* _WHAT THIS TASK INVOLVES_
How many lines in the records below hold the string "Cooled"? Answer with the number alone.

### MATERIAL SUPPLIED

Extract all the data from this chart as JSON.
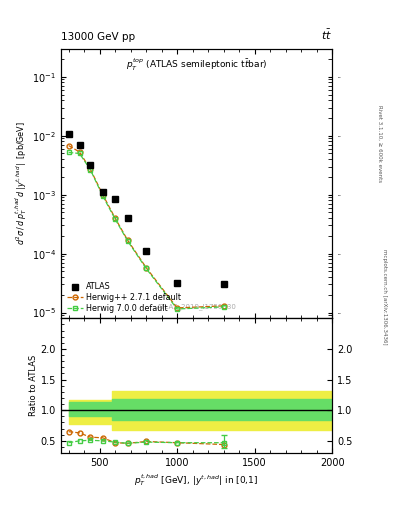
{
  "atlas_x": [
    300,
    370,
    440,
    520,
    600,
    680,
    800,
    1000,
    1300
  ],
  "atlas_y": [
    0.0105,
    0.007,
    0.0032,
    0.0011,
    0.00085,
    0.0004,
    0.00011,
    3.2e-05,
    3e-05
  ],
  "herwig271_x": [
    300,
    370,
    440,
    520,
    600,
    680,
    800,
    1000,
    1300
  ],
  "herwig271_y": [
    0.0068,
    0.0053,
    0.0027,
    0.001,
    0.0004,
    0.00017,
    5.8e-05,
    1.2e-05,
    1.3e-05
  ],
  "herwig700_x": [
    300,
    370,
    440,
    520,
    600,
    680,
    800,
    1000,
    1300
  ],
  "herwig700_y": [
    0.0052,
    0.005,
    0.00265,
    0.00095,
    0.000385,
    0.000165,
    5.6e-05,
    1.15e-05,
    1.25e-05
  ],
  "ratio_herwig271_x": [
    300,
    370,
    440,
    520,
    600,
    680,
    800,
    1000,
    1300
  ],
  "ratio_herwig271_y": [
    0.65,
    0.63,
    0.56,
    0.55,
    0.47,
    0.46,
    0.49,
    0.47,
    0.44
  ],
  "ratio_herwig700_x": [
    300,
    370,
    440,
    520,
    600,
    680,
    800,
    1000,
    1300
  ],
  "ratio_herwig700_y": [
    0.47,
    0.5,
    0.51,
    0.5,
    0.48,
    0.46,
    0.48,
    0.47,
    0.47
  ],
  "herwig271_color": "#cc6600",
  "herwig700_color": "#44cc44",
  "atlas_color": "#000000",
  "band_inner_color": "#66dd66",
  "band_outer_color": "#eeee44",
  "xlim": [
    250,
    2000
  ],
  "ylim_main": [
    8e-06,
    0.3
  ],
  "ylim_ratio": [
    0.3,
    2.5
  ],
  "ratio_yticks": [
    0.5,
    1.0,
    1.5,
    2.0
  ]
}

######
### MATERIAL SUPPLIED

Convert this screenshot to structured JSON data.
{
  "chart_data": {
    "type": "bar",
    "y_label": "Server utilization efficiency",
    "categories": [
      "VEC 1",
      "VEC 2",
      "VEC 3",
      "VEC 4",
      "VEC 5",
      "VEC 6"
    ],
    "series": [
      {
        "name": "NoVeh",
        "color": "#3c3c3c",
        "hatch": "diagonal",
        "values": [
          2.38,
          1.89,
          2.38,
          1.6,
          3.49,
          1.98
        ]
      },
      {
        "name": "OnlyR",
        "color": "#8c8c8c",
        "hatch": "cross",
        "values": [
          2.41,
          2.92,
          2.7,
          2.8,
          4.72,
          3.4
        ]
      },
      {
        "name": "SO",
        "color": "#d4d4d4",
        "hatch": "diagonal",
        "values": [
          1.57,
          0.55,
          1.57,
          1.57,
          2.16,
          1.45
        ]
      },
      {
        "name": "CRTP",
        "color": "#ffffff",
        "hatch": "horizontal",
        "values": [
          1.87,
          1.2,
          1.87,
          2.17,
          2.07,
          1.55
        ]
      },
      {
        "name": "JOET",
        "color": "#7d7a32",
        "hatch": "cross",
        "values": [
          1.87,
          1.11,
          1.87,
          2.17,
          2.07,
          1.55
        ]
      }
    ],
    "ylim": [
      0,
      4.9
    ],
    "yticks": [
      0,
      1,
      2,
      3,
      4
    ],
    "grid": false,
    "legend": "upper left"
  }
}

######
### MATERIAL SUPPLIED

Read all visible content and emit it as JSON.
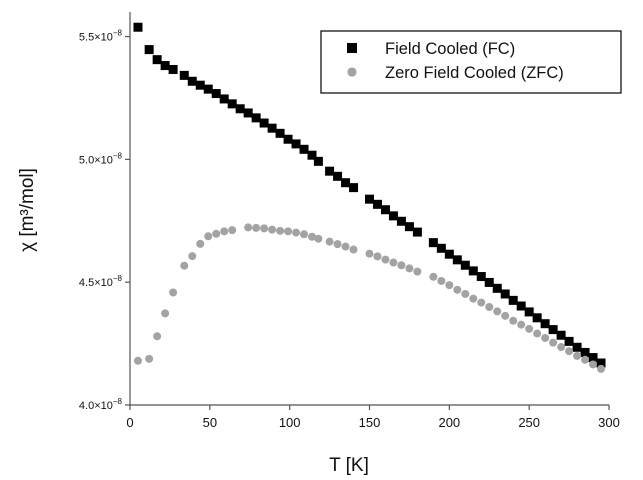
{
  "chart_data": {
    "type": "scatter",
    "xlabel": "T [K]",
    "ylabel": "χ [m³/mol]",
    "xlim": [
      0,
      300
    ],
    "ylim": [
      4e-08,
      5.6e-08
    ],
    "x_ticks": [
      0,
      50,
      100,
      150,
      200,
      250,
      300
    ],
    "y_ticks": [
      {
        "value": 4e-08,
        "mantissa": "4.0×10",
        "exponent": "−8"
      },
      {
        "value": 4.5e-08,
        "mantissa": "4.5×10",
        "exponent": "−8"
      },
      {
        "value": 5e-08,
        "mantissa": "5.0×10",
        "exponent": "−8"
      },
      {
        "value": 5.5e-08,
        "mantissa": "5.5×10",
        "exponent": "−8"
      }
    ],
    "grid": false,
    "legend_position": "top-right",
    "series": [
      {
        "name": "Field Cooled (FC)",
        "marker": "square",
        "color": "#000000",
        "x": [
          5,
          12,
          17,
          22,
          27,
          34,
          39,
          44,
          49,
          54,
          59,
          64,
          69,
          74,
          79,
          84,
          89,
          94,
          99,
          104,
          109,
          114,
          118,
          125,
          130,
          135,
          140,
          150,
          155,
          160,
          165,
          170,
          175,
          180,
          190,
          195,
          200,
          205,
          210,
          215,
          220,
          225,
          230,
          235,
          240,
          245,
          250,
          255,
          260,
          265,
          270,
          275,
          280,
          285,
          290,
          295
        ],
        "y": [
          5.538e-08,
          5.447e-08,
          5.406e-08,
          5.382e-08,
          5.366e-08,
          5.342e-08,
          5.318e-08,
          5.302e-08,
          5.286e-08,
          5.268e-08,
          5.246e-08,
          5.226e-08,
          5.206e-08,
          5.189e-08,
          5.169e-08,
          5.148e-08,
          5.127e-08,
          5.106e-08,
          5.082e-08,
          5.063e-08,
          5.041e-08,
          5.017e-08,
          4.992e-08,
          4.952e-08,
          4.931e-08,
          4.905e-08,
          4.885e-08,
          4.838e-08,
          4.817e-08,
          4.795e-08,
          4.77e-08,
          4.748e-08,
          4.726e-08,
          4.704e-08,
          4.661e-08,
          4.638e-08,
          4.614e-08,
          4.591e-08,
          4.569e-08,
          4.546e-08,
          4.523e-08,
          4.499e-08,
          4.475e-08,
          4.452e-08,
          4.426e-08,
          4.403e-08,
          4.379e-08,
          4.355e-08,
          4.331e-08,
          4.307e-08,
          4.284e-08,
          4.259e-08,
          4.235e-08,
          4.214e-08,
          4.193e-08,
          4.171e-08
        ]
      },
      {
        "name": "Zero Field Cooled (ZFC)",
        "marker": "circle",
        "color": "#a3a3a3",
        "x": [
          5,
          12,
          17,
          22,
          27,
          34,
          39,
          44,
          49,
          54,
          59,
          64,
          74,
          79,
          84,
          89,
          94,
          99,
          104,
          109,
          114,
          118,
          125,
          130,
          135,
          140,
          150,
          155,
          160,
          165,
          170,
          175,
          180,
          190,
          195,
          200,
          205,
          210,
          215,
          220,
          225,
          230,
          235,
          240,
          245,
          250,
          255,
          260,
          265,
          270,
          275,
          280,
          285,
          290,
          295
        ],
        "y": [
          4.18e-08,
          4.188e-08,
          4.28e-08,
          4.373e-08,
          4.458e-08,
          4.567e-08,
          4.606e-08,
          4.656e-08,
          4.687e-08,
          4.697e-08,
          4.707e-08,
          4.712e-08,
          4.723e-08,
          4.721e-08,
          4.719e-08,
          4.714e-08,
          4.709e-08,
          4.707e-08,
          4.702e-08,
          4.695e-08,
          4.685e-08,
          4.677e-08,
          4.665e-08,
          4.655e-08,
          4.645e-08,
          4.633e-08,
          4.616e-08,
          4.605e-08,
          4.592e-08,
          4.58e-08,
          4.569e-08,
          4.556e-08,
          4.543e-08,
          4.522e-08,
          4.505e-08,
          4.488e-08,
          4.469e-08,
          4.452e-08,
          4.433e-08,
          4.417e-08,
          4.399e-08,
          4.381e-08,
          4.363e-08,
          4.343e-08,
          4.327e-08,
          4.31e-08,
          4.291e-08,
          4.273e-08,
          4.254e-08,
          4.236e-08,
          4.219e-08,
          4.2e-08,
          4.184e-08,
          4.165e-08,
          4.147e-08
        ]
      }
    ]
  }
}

######

* _SOLVED PROBLEM_
2